● **EXERCISE TASK**:
Write out all lines holding the word "Modified".

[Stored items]
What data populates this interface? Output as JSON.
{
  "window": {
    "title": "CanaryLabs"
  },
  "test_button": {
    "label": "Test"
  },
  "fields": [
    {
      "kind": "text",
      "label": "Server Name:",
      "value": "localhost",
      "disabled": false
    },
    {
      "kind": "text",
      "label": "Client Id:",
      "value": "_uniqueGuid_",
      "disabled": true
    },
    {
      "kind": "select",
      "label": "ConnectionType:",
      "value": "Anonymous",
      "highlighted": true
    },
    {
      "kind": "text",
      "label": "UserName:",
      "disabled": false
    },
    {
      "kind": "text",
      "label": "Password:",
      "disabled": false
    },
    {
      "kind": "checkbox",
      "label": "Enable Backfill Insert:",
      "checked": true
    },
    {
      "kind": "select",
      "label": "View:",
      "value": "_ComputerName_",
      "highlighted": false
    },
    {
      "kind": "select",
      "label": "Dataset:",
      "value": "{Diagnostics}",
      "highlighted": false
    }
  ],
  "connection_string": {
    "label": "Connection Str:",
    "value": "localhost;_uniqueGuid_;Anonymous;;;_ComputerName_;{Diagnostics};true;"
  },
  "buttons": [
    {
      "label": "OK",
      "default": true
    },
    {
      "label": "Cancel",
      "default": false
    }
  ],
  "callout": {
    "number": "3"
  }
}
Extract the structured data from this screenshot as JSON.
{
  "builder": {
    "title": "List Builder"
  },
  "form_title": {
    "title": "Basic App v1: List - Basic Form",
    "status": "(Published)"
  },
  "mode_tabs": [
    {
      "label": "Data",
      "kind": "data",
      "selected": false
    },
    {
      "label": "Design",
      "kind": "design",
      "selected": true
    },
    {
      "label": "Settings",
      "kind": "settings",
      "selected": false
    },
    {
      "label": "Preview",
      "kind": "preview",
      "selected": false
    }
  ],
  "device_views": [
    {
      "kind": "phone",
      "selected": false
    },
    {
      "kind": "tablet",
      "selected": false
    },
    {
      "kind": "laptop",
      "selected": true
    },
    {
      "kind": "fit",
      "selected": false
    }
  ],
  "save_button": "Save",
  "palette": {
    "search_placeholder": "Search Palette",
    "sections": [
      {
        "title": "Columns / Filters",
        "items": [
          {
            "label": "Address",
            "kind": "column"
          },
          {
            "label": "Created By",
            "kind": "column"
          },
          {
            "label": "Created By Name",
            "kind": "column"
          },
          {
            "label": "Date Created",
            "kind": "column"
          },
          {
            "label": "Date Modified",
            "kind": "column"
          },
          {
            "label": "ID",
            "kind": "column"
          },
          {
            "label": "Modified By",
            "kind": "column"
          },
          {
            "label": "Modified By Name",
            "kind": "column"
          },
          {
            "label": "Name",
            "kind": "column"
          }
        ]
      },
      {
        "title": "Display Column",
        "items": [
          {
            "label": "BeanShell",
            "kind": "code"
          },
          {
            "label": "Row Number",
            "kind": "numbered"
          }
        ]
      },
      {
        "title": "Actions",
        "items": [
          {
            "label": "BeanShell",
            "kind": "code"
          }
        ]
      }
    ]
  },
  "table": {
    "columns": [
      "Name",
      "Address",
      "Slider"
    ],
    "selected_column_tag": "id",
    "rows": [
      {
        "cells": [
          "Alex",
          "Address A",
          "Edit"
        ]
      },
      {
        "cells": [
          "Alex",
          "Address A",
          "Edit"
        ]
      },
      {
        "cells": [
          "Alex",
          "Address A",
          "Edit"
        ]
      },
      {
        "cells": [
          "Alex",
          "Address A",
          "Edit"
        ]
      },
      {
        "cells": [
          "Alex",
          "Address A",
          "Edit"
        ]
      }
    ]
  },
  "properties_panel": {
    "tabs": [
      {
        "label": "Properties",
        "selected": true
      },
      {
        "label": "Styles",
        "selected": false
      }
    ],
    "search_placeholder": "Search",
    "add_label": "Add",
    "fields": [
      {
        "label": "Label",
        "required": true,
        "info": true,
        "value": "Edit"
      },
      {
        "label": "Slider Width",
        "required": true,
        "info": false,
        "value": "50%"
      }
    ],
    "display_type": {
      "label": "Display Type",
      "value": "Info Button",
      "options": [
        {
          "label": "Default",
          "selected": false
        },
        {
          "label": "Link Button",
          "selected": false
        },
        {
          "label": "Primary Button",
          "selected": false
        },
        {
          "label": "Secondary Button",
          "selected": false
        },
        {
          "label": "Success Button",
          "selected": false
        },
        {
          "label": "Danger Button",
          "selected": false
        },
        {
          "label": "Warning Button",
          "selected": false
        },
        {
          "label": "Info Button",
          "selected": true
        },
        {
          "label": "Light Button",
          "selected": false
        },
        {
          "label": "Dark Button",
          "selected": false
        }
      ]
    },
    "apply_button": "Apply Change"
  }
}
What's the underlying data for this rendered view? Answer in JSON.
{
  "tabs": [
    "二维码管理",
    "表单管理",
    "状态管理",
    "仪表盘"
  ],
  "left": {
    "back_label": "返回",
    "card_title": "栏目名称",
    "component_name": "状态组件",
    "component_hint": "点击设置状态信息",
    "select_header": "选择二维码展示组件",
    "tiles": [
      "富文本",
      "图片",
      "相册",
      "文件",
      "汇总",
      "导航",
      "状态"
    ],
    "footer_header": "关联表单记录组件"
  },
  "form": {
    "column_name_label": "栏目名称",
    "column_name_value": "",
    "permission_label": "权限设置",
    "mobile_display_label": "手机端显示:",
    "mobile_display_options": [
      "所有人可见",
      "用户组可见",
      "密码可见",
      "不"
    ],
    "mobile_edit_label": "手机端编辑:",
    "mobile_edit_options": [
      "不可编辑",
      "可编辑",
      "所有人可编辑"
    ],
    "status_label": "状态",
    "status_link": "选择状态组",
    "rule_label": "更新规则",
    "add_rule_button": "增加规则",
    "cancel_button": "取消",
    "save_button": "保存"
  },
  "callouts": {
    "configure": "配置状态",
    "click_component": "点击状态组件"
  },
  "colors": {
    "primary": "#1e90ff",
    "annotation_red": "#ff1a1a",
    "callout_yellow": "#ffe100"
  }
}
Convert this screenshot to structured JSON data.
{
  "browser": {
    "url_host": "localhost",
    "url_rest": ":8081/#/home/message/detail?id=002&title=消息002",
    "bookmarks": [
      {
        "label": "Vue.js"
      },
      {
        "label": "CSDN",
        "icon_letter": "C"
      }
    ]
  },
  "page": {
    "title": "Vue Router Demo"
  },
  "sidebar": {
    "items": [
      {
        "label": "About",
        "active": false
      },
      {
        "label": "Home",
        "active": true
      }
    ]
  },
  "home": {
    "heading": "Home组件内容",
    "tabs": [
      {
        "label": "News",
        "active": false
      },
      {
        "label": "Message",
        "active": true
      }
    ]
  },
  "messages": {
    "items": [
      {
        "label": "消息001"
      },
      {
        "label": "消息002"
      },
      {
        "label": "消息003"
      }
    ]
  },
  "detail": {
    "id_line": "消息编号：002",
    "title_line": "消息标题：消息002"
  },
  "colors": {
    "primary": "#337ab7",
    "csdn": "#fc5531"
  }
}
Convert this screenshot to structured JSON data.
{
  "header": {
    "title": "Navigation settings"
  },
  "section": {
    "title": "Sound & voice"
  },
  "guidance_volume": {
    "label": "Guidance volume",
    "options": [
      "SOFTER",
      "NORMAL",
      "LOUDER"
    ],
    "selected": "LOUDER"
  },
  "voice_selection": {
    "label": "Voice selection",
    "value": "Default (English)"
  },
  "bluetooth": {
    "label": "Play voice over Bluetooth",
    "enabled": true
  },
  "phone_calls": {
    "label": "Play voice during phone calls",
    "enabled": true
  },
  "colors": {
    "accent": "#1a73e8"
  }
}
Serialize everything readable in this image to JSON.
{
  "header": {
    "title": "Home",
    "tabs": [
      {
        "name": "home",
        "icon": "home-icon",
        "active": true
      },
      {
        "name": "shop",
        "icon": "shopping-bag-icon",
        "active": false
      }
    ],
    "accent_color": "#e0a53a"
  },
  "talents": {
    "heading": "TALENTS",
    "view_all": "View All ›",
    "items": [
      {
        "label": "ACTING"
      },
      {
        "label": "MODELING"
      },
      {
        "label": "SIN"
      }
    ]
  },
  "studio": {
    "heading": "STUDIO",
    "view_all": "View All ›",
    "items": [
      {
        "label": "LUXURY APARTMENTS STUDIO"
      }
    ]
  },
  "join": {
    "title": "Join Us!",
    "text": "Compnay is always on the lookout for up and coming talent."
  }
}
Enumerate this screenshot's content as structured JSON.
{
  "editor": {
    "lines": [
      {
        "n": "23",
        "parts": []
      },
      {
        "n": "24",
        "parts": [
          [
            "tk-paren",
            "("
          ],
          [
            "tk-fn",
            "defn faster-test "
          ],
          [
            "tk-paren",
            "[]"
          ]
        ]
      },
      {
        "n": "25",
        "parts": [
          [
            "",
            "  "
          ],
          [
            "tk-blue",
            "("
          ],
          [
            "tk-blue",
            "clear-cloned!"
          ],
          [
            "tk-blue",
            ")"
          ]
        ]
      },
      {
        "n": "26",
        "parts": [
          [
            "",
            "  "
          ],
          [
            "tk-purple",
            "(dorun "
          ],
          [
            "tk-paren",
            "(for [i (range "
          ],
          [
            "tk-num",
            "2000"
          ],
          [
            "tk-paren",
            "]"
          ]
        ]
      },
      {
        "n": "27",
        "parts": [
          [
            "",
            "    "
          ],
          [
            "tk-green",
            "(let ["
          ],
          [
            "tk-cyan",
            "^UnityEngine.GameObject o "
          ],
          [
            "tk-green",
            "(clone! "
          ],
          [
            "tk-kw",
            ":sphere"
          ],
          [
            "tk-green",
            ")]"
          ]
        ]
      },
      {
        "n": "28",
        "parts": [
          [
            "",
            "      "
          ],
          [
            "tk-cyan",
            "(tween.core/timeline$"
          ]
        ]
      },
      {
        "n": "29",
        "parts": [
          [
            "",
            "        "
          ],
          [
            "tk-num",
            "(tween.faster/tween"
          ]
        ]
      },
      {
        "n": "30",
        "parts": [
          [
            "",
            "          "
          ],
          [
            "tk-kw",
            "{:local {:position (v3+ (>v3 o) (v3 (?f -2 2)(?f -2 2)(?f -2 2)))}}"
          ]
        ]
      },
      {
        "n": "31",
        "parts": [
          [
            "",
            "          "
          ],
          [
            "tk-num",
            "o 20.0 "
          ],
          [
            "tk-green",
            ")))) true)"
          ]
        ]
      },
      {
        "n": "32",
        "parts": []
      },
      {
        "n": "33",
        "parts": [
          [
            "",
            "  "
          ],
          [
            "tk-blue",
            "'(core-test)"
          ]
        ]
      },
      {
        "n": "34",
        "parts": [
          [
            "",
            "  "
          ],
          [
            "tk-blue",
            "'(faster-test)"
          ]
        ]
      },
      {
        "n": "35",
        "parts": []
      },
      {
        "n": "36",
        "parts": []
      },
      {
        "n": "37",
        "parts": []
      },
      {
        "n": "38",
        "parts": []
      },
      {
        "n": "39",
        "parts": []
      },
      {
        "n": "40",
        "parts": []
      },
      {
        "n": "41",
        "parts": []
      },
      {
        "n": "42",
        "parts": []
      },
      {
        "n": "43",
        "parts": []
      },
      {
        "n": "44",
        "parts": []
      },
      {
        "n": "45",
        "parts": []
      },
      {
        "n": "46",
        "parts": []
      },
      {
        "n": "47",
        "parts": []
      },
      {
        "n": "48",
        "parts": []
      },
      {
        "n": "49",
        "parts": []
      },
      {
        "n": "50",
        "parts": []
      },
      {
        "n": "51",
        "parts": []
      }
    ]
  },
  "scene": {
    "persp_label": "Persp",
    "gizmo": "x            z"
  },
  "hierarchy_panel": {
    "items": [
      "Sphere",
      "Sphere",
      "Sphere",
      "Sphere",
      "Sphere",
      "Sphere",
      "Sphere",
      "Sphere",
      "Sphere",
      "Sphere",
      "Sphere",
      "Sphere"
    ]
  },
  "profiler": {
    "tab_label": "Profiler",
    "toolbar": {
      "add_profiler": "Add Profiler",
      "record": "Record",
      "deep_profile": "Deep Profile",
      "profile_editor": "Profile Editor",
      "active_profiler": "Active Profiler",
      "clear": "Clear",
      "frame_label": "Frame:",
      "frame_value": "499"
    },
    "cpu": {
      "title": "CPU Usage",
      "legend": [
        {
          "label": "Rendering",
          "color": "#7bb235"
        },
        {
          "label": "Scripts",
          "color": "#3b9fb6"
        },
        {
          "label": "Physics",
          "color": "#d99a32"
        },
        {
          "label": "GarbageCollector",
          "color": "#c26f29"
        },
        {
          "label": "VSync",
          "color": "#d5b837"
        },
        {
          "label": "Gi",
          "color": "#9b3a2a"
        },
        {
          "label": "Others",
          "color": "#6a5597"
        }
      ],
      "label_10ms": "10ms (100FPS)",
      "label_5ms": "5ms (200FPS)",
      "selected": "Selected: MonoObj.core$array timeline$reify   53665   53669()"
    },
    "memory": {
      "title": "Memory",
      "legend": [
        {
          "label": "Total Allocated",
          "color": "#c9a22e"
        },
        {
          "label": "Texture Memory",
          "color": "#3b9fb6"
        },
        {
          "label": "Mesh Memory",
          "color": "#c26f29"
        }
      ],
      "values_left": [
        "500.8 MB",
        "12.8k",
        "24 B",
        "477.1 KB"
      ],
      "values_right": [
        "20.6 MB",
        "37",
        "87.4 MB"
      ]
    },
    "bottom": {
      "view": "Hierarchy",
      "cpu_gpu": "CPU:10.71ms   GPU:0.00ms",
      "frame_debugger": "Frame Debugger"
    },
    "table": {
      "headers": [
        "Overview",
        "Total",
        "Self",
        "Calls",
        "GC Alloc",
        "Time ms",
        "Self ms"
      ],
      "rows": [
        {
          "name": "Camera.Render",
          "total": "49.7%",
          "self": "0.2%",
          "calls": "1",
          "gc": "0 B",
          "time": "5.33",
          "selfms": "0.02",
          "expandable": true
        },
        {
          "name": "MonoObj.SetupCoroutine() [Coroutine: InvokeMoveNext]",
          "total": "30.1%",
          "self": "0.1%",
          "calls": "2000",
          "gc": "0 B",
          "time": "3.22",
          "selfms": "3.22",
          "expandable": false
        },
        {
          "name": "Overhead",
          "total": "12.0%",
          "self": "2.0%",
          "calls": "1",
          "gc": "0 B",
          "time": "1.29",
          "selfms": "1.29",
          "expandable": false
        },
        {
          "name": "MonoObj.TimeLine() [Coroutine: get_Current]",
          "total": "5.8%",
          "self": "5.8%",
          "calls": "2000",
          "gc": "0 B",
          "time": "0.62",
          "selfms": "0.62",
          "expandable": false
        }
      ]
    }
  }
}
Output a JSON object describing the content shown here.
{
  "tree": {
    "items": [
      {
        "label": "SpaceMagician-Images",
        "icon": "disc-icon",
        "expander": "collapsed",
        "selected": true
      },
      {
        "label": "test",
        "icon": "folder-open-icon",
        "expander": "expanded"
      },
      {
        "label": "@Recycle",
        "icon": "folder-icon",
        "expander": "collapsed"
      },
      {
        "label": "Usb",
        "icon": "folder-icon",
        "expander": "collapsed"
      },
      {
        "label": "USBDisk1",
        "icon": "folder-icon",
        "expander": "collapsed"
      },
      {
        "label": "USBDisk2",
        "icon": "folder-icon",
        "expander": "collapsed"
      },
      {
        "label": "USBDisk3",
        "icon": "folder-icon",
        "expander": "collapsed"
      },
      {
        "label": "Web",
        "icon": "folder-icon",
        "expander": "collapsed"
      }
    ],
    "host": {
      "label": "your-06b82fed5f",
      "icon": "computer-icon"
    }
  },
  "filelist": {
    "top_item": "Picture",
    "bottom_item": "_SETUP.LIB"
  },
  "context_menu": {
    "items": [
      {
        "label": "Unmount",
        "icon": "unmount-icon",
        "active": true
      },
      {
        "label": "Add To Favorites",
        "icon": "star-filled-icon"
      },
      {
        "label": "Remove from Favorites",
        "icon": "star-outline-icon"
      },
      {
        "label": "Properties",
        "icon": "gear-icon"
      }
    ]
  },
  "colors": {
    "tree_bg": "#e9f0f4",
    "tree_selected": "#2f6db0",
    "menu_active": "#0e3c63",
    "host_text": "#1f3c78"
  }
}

● **EXERCISE RESULT**:
            "label": "Date Modified",
            "label": "Modified By",
            "label": "Modified By Name",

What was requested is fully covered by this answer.